=== Task to complete ===
Go through the records below and write each one out again unchanged.

=== Material provided ===
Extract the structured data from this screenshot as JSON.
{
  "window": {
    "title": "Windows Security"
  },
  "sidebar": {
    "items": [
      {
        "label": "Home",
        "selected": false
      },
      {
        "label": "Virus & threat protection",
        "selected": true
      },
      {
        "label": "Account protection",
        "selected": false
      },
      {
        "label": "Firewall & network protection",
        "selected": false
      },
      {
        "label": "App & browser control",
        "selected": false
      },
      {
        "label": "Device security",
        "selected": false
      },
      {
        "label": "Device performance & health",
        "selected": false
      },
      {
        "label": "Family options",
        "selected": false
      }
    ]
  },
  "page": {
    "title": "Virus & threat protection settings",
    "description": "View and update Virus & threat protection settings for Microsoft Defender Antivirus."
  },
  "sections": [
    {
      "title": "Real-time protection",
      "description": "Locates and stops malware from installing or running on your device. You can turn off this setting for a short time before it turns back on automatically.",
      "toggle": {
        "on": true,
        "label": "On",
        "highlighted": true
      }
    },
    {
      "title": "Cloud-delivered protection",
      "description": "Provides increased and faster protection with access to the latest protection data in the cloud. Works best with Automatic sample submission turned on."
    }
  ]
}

=== Answer space ===
Extract the structured data from this screenshot as JSON.
{
  "window": {
    "title": "Windows Security"
  },
  "sidebar": {
    "items": [
      {
        "label": "Home",
        "selected": false
      },
      {
        "label": "Virus & threat protection",
        "selected": true
      },
      {
        "label": "Account protection",
        "selected": false
      },
      {
        "label": "Firewall & network protection",
        "selected": false
      },
      {
        "label": "App & browser control",
        "selected": false
      },
      {
        "label": "Device security",
        "selected": false
      },
      {
        "label": "Device performance & health",
        "selected": false
      },
      {
        "label": "Family options",
        "selected": false
      }
    ]
  },
  "page": {
    "title": "Virus & threat protection settings",
    "description": "View and update Virus & threat protection settings for Microsoft Defender Antivirus."
  },
  "sections": [
    {
      "title": "Real-time protection",
      "description": "Locates and stops malware from installing or running on your device. You can turn off this setting for a short time before it turns back on automatically.",
      "toggle": {
        "on": true,
        "label": "On",
        "highlighted": true
      }
    },
    {
      "title": "Cloud-delivered protection",
      "description": "Provides increased and faster protection with access to the latest protection data in the cloud. Works best with Automatic sample submission turned on."
    }
  ]
}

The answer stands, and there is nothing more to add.